Goal of the exercise: Provide nothing beyond the count of lines that include the string "values".
+++
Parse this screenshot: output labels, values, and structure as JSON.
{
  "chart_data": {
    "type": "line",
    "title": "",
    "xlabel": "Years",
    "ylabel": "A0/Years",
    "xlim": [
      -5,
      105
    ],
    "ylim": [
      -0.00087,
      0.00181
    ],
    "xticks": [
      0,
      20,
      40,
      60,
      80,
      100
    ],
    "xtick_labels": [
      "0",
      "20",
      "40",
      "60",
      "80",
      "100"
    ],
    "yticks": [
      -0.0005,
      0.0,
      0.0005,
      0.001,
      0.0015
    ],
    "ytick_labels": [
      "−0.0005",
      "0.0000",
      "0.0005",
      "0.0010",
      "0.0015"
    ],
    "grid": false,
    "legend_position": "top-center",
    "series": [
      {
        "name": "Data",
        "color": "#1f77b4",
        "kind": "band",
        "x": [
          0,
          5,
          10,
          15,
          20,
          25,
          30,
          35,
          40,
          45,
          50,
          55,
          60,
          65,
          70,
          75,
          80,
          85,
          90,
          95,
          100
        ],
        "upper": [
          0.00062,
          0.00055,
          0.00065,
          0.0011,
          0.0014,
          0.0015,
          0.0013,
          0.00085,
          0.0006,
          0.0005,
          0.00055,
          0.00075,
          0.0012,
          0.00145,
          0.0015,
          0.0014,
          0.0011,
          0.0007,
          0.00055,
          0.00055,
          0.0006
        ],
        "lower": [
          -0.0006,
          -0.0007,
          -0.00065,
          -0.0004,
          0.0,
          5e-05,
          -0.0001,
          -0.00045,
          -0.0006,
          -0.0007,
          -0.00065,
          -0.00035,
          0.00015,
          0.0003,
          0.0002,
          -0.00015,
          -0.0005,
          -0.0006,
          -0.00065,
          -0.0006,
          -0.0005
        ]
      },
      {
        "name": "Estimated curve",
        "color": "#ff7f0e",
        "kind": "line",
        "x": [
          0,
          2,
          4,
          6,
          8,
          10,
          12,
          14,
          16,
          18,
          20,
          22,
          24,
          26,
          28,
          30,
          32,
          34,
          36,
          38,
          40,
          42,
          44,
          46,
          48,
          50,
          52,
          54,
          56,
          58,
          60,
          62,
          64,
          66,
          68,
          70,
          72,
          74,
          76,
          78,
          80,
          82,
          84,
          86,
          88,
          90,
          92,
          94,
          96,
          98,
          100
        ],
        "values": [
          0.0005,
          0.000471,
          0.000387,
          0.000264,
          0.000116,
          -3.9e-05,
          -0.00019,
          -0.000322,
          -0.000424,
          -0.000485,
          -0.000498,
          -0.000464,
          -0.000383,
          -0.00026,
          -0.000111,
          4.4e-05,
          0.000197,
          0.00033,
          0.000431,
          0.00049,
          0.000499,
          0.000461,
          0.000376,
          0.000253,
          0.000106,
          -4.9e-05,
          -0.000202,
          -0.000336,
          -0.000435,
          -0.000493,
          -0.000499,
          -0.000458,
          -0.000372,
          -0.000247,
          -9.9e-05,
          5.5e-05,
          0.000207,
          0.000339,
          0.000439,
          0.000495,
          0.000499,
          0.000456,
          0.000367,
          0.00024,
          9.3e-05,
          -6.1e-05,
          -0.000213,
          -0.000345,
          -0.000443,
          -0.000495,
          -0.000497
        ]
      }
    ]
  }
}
+++
Solution to this task: 2